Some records
START

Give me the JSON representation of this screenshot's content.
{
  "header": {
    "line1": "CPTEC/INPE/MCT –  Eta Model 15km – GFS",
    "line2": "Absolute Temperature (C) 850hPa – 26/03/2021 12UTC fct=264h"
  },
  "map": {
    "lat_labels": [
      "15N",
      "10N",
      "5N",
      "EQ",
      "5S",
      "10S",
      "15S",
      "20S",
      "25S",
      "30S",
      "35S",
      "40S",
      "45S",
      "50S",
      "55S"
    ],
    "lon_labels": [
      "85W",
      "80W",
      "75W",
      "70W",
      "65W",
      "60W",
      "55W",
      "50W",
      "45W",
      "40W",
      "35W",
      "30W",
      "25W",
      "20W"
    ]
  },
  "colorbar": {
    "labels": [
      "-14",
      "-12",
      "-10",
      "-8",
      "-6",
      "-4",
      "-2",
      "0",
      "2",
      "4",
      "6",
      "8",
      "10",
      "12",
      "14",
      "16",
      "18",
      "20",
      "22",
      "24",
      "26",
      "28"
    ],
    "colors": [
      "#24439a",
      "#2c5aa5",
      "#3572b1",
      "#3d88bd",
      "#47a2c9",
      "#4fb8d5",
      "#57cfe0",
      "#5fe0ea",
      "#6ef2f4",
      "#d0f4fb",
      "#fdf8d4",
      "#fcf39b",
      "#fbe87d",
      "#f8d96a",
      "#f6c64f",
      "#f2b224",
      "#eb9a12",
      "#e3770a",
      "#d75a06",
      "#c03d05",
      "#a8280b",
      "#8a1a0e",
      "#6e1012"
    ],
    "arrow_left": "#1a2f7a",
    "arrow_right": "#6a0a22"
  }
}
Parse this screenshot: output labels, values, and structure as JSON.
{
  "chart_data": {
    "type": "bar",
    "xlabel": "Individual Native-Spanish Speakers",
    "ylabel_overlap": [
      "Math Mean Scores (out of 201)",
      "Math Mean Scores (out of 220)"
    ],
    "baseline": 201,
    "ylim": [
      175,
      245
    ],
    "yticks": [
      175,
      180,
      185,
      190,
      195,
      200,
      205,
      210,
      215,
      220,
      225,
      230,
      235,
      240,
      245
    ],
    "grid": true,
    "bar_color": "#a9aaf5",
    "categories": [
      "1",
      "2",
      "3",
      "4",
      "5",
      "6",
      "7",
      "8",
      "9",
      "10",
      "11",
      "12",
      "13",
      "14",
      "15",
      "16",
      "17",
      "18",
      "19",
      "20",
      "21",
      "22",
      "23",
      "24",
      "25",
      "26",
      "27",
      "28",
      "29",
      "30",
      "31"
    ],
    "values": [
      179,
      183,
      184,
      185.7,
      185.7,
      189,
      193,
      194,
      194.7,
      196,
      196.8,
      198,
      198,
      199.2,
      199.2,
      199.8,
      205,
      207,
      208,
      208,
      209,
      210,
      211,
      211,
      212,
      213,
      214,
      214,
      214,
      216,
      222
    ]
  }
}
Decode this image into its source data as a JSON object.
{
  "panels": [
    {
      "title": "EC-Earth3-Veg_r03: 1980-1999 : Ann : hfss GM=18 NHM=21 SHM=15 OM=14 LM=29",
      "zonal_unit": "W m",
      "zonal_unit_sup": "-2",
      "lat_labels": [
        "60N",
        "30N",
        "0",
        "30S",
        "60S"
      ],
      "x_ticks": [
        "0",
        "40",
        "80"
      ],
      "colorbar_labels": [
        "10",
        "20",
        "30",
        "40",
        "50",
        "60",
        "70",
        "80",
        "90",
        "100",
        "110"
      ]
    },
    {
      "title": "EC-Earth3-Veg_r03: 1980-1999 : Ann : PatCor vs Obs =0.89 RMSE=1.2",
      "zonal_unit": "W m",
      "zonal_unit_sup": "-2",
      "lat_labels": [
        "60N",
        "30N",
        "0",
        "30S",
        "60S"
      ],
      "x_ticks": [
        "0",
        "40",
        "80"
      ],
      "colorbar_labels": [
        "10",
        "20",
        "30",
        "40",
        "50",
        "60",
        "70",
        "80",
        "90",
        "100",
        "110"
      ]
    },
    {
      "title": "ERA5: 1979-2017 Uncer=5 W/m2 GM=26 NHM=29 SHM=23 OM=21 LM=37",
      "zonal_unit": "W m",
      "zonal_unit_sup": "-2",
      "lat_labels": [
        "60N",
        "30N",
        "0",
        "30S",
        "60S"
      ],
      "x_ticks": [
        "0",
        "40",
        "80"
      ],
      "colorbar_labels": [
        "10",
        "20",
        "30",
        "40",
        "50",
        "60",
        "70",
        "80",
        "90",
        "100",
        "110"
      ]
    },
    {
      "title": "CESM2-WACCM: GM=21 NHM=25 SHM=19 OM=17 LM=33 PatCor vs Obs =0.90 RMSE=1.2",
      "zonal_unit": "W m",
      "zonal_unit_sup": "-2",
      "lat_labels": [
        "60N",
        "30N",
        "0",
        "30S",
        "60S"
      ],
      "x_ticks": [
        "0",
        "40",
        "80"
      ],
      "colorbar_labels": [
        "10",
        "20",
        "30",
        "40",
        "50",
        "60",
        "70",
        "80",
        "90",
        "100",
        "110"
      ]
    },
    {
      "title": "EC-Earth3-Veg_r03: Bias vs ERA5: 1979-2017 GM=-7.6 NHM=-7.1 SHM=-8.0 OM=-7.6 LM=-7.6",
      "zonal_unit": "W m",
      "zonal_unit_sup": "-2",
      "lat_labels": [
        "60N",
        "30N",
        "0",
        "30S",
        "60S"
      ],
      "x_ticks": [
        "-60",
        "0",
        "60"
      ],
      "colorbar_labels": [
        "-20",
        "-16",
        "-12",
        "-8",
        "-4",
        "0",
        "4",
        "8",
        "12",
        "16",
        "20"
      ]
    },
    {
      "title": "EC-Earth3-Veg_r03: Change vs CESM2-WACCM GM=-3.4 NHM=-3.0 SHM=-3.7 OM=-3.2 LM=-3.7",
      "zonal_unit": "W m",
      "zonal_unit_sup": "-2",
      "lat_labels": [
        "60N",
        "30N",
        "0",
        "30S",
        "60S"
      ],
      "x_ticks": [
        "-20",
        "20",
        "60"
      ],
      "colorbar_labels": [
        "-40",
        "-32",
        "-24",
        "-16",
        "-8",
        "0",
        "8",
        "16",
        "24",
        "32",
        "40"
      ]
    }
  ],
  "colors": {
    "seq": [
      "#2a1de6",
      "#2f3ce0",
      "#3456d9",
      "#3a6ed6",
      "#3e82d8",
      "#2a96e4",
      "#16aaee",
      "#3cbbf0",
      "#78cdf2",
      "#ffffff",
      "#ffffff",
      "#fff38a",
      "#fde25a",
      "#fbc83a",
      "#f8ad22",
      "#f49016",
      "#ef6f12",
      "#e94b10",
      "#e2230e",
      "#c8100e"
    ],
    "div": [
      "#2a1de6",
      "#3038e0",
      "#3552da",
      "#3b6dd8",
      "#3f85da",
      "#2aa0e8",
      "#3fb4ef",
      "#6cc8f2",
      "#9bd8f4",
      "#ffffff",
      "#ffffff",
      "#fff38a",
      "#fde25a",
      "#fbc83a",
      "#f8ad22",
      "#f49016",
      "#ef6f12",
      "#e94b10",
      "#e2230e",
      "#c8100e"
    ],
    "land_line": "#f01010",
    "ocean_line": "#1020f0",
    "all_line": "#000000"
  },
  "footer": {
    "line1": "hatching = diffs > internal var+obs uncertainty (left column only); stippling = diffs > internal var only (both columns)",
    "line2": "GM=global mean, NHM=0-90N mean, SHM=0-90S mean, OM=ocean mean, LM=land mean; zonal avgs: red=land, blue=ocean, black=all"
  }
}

END

Directions for this task: Read the data above and count the lines that include "WACCM". Answer only with the count.

Exercise output: 2